### Problem details
Give back each entry unchanged, minus pictures.

### Records
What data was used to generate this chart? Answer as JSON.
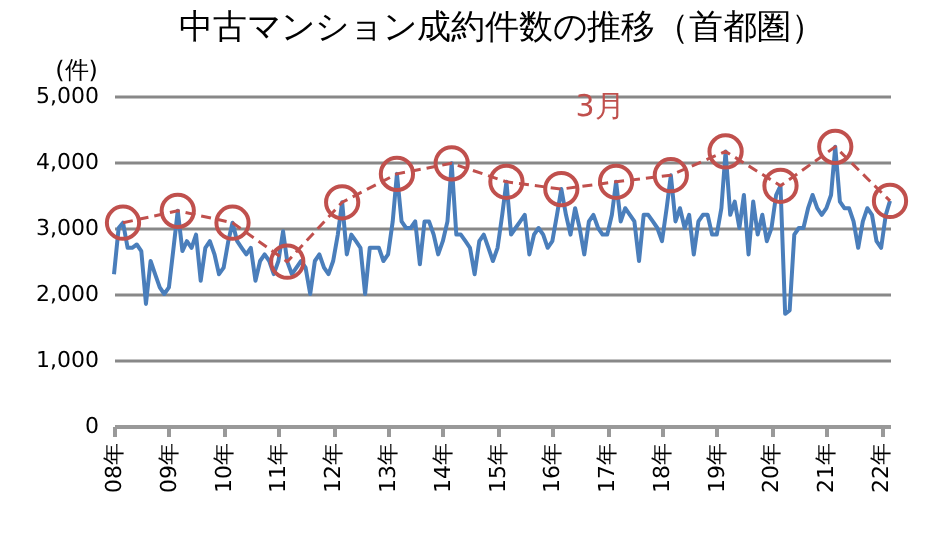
{
  "chart_data": {
    "type": "line",
    "title": "中古マンション成約件数の推移（首都圏）",
    "ylabel": "(件)",
    "x": [
      "2008-01",
      "2008-02",
      "2008-03",
      "2008-04",
      "2008-05",
      "2008-06",
      "2008-07",
      "2008-08",
      "2008-09",
      "2008-10",
      "2008-11",
      "2008-12",
      "2009-01",
      "2009-02",
      "2009-03",
      "2009-04",
      "2009-05",
      "2009-06",
      "2009-07",
      "2009-08",
      "2009-09",
      "2009-10",
      "2009-11",
      "2009-12",
      "2010-01",
      "2010-02",
      "2010-03",
      "2010-04",
      "2010-05",
      "2010-06",
      "2010-07",
      "2010-08",
      "2010-09",
      "2010-10",
      "2010-11",
      "2010-12",
      "2011-01",
      "2011-02",
      "2011-03",
      "2011-04",
      "2011-05",
      "2011-06",
      "2011-07",
      "2011-08",
      "2011-09",
      "2011-10",
      "2011-11",
      "2011-12",
      "2012-01",
      "2012-02",
      "2012-03",
      "2012-04",
      "2012-05",
      "2012-06",
      "2012-07",
      "2012-08",
      "2012-09",
      "2012-10",
      "2012-11",
      "2012-12",
      "2013-01",
      "2013-02",
      "2013-03",
      "2013-04",
      "2013-05",
      "2013-06",
      "2013-07",
      "2013-08",
      "2013-09",
      "2013-10",
      "2013-11",
      "2013-12",
      "2014-01",
      "2014-02",
      "2014-03",
      "2014-04",
      "2014-05",
      "2014-06",
      "2014-07",
      "2014-08",
      "2014-09",
      "2014-10",
      "2014-11",
      "2014-12",
      "2015-01",
      "2015-02",
      "2015-03",
      "2015-04",
      "2015-05",
      "2015-06",
      "2015-07",
      "2015-08",
      "2015-09",
      "2015-10",
      "2015-11",
      "2015-12",
      "2016-01",
      "2016-02",
      "2016-03",
      "2016-04",
      "2016-05",
      "2016-06",
      "2016-07",
      "2016-08",
      "2016-09",
      "2016-10",
      "2016-11",
      "2016-12",
      "2017-01",
      "2017-02",
      "2017-03",
      "2017-04",
      "2017-05",
      "2017-06",
      "2017-07",
      "2017-08",
      "2017-09",
      "2017-10",
      "2017-11",
      "2017-12",
      "2018-01",
      "2018-02",
      "2018-03",
      "2018-04",
      "2018-05",
      "2018-06",
      "2018-07",
      "2018-08",
      "2018-09",
      "2018-10",
      "2018-11",
      "2018-12",
      "2019-01",
      "2019-02",
      "2019-03",
      "2019-04",
      "2019-05",
      "2019-06",
      "2019-07",
      "2019-08",
      "2019-09",
      "2019-10",
      "2019-11",
      "2019-12",
      "2020-01",
      "2020-02",
      "2020-03",
      "2020-04",
      "2020-05",
      "2020-06",
      "2020-07",
      "2020-08",
      "2020-09",
      "2020-10",
      "2020-11",
      "2020-12",
      "2021-01",
      "2021-02",
      "2021-03",
      "2021-04",
      "2021-05",
      "2021-06",
      "2021-07",
      "2021-08",
      "2021-09",
      "2021-10",
      "2021-11",
      "2021-12",
      "2022-01",
      "2022-02",
      "2022-03"
    ],
    "series": [
      {
        "color": "#4a7ebb",
        "marker": "none",
        "line_style": "solid",
        "values": [
          2300,
          3000,
          3080,
          2700,
          2700,
          2750,
          2650,
          1850,
          2500,
          2300,
          2100,
          2000,
          2100,
          2700,
          3260,
          2650,
          2800,
          2700,
          2900,
          2200,
          2700,
          2800,
          2600,
          2300,
          2400,
          2800,
          3080,
          2800,
          2700,
          2600,
          2700,
          2200,
          2500,
          2600,
          2500,
          2300,
          2500,
          2950,
          2490,
          2300,
          2400,
          2500,
          2400,
          2000,
          2500,
          2600,
          2400,
          2300,
          2500,
          2900,
          3390,
          2600,
          2900,
          2800,
          2700,
          2000,
          2700,
          2700,
          2700,
          2500,
          2600,
          3100,
          3820,
          3100,
          3000,
          3000,
          3100,
          2450,
          3100,
          3100,
          2900,
          2600,
          2800,
          3100,
          3980,
          2900,
          2900,
          2800,
          2700,
          2300,
          2800,
          2900,
          2700,
          2500,
          2700,
          3200,
          3700,
          2900,
          3000,
          3100,
          3200,
          2600,
          2900,
          3000,
          2900,
          2700,
          2800,
          3200,
          3590,
          3200,
          2900,
          3300,
          3000,
          2600,
          3100,
          3200,
          3000,
          2900,
          2900,
          3200,
          3700,
          3100,
          3300,
          3200,
          3100,
          2500,
          3200,
          3200,
          3100,
          3000,
          2800,
          3300,
          3800,
          3100,
          3300,
          3000,
          3200,
          2600,
          3100,
          3200,
          3200,
          2900,
          2900,
          3300,
          4160,
          3200,
          3400,
          3000,
          3500,
          2600,
          3400,
          2900,
          3200,
          2800,
          3000,
          3500,
          3640,
          1700,
          1750,
          2900,
          3000,
          3000,
          3300,
          3500,
          3300,
          3200,
          3300,
          3500,
          4230,
          3400,
          3300,
          3300,
          3100,
          2700,
          3100,
          3300,
          3200,
          2800,
          2700,
          3200,
          3410
        ]
      },
      {
        "name": "3月",
        "color": "#c0504d",
        "marker": "circle",
        "line_style": "dashed",
        "x": [
          "2008-03",
          "2009-03",
          "2010-03",
          "2011-03",
          "2012-03",
          "2013-03",
          "2014-03",
          "2015-03",
          "2016-03",
          "2017-03",
          "2018-03",
          "2019-03",
          "2020-03",
          "2021-03",
          "2022-03"
        ],
        "values": [
          3080,
          3260,
          3080,
          2490,
          3390,
          3820,
          3980,
          3700,
          3590,
          3700,
          3800,
          4160,
          3640,
          4230,
          3410
        ]
      }
    ],
    "xlim": [
      "2008-01",
      "2022-03"
    ],
    "xticks": [
      {
        "value": "2008-01",
        "label": "08年"
      },
      {
        "value": "2009-01",
        "label": "09年"
      },
      {
        "value": "2010-01",
        "label": "10年"
      },
      {
        "value": "2011-01",
        "label": "11年"
      },
      {
        "value": "2012-01",
        "label": "12年"
      },
      {
        "value": "2013-01",
        "label": "13年"
      },
      {
        "value": "2014-01",
        "label": "14年"
      },
      {
        "value": "2015-01",
        "label": "15年"
      },
      {
        "value": "2016-01",
        "label": "16年"
      },
      {
        "value": "2017-01",
        "label": "17年"
      },
      {
        "value": "2018-01",
        "label": "18年"
      },
      {
        "value": "2019-01",
        "label": "19年"
      },
      {
        "value": "2020-01",
        "label": "20年"
      },
      {
        "value": "2021-01",
        "label": "21年"
      },
      {
        "value": "2022-01",
        "label": "22年"
      }
    ],
    "ylim": [
      0,
      5000
    ],
    "yticks": [
      0,
      {
        "value": 1000,
        "label": "1,000"
      },
      {
        "value": 2000,
        "label": "2,000"
      },
      {
        "value": 3000,
        "label": "3,000"
      },
      {
        "value": 4000,
        "label": "4,000"
      },
      {
        "value": 5000,
        "label": "5,000"
      }
    ],
    "grid": "y"
  }
}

### Correct answer
What data was used to generate this chart? Answer as JSON.
{
  "chart_data": {
    "type": "line",
    "title": "中古マンション成約件数の推移（首都圏）",
    "ylabel": "(件)",
    "x": [
      "2008-01",
      "2008-02",
      "2008-03",
      "2008-04",
      "2008-05",
      "2008-06",
      "2008-07",
      "2008-08",
      "2008-09",
      "2008-10",
      "2008-11",
      "2008-12",
      "2009-01",
      "2009-02",
      "2009-03",
      "2009-04",
      "2009-05",
      "2009-06",
      "2009-07",
      "2009-08",
      "2009-09",
      "2009-10",
      "2009-11",
      "2009-12",
      "2010-01",
      "2010-02",
      "2010-03",
      "2010-04",
      "2010-05",
      "2010-06",
      "2010-07",
      "2010-08",
      "2010-09",
      "2010-10",
      "2010-11",
      "2010-12",
      "2011-01",
      "2011-02",
      "2011-03",
      "2011-04",
      "2011-05",
      "2011-06",
      "2011-07",
      "2011-08",
      "2011-09",
      "2011-10",
      "2011-11",
      "2011-12",
      "2012-01",
      "2012-02",
      "2012-03",
      "2012-04",
      "2012-05",
      "2012-06",
      "2012-07",
      "2012-08",
      "2012-09",
      "2012-10",
      "2012-11",
      "2012-12",
      "2013-01",
      "2013-02",
      "2013-03",
      "2013-04",
      "2013-05",
      "2013-06",
      "2013-07",
      "2013-08",
      "2013-09",
      "2013-10",
      "2013-11",
      "2013-12",
      "2014-01",
      "2014-02",
      "2014-03",
      "2014-04",
      "2014-05",
      "2014-06",
      "2014-07",
      "2014-08",
      "2014-09",
      "2014-10",
      "2014-11",
      "2014-12",
      "2015-01",
      "2015-02",
      "2015-03",
      "2015-04",
      "2015-05",
      "2015-06",
      "2015-07",
      "2015-08",
      "2015-09",
      "2015-10",
      "2015-11",
      "2015-12",
      "2016-01",
      "2016-02",
      "2016-03",
      "2016-04",
      "2016-05",
      "2016-06",
      "2016-07",
      "2016-08",
      "2016-09",
      "2016-10",
      "2016-11",
      "2016-12",
      "2017-01",
      "2017-02",
      "2017-03",
      "2017-04",
      "2017-05",
      "2017-06",
      "2017-07",
      "2017-08",
      "2017-09",
      "2017-10",
      "2017-11",
      "2017-12",
      "2018-01",
      "2018-02",
      "2018-03",
      "2018-04",
      "2018-05",
      "2018-06",
      "2018-07",
      "2018-08",
      "2018-09",
      "2018-10",
      "2018-11",
      "2018-12",
      "2019-01",
      "2019-02",
      "2019-03",
      "2019-04",
      "2019-05",
      "2019-06",
      "2019-07",
      "2019-08",
      "2019-09",
      "2019-10",
      "2019-11",
      "2019-12",
      "2020-01",
      "2020-02",
      "2020-03",
      "2020-04",
      "2020-05",
      "2020-06",
      "2020-07",
      "2020-08",
      "2020-09",
      "2020-10",
      "2020-11",
      "2020-12",
      "2021-01",
      "2021-02",
      "2021-03",
      "2021-04",
      "2021-05",
      "2021-06",
      "2021-07",
      "2021-08",
      "2021-09",
      "2021-10",
      "2021-11",
      "2021-12",
      "2022-01",
      "2022-02",
      "2022-03"
    ],
    "series": [
      {
        "color": "#4a7ebb",
        "marker": "none",
        "line_style": "solid",
        "values": [
          2300,
          3000,
          3080,
          2700,
          2700,
          2750,
          2650,
          1850,
          2500,
          2300,
          2100,
          2000,
          2100,
          2700,
          3260,
          2650,
          2800,
          2700,
          2900,
          2200,
          2700,
          2800,
          2600,
          2300,
          2400,
          2800,
          3080,
          2800,
          2700,
          2600,
          2700,
          2200,
          2500,
          2600,
          2500,
          2300,
          2500,
          2950,
          2490,
          2300,
          2400,
          2500,
          2400,
          2000,
          2500,
          2600,
          2400,
          2300,
          2500,
          2900,
          3390,
          2600,
          2900,
          2800,
          2700,
          2000,
          2700,
          2700,
          2700,
          2500,
          2600,
          3100,
          3820,
          3100,
          3000,
          3000,
          3100,
          2450,
          3100,
          3100,
          2900,
          2600,
          2800,
          3100,
          3980,
          2900,
          2900,
          2800,
          2700,
          2300,
          2800,
          2900,
          2700,
          2500,
          2700,
          3200,
          3700,
          2900,
          3000,
          3100,
          3200,
          2600,
          2900,
          3000,
          2900,
          2700,
          2800,
          3200,
          3590,
          3200,
          2900,
          3300,
          3000,
          2600,
          3100,
          3200,
          3000,
          2900,
          2900,
          3200,
          3700,
          3100,
          3300,
          3200,
          3100,
          2500,
          3200,
          3200,
          3100,
          3000,
          2800,
          3300,
          3800,
          3100,
          3300,
          3000,
          3200,
          2600,
          3100,
          3200,
          3200,
          2900,
          2900,
          3300,
          4160,
          3200,
          3400,
          3000,
          3500,
          2600,
          3400,
          2900,
          3200,
          2800,
          3000,
          3500,
          3640,
          1700,
          1750,
          2900,
          3000,
          3000,
          3300,
          3500,
          3300,
          3200,
          3300,
          3500,
          4230,
          3400,
          3300,
          3300,
          3100,
          2700,
          3100,
          3300,
          3200,
          2800,
          2700,
          3200,
          3410
        ]
      },
      {
        "name": "3月",
        "color": "#c0504d",
        "marker": "circle",
        "line_style": "dashed",
        "x": [
          "2008-03",
          "2009-03",
          "2010-03",
          "2011-03",
          "2012-03",
          "2013-03",
          "2014-03",
          "2015-03",
          "2016-03",
          "2017-03",
          "2018-03",
          "2019-03",
          "2020-03",
          "2021-03",
          "2022-03"
        ],
        "values": [
          3080,
          3260,
          3080,
          2490,
          3390,
          3820,
          3980,
          3700,
          3590,
          3700,
          3800,
          4160,
          3640,
          4230,
          3410
        ]
      }
    ],
    "xlim": [
      "2008-01",
      "2022-03"
    ],
    "xticks": [
      {
        "value": "2008-01",
        "label": "08年"
      },
      {
        "value": "2009-01",
        "label": "09年"
      },
      {
        "value": "2010-01",
        "label": "10年"
      },
      {
        "value": "2011-01",
        "label": "11年"
      },
      {
        "value": "2012-01",
        "label": "12年"
      },
      {
        "value": "2013-01",
        "label": "13年"
      },
      {
        "value": "2014-01",
        "label": "14年"
      },
      {
        "value": "2015-01",
        "label": "15年"
      },
      {
        "value": "2016-01",
        "label": "16年"
      },
      {
        "value": "2017-01",
        "label": "17年"
      },
      {
        "value": "2018-01",
        "label": "18年"
      },
      {
        "value": "2019-01",
        "label": "19年"
      },
      {
        "value": "2020-01",
        "label": "20年"
      },
      {
        "value": "2021-01",
        "label": "21年"
      },
      {
        "value": "2022-01",
        "label": "22年"
      }
    ],
    "ylim": [
      0,
      5000
    ],
    "yticks": [
      0,
      {
        "value": 1000,
        "label": "1,000"
      },
      {
        "value": 2000,
        "label": "2,000"
      },
      {
        "value": 3000,
        "label": "3,000"
      },
      {
        "value": 4000,
        "label": "4,000"
      },
      {
        "value": 5000,
        "label": "5,000"
      }
    ],
    "grid": "y"
  }
}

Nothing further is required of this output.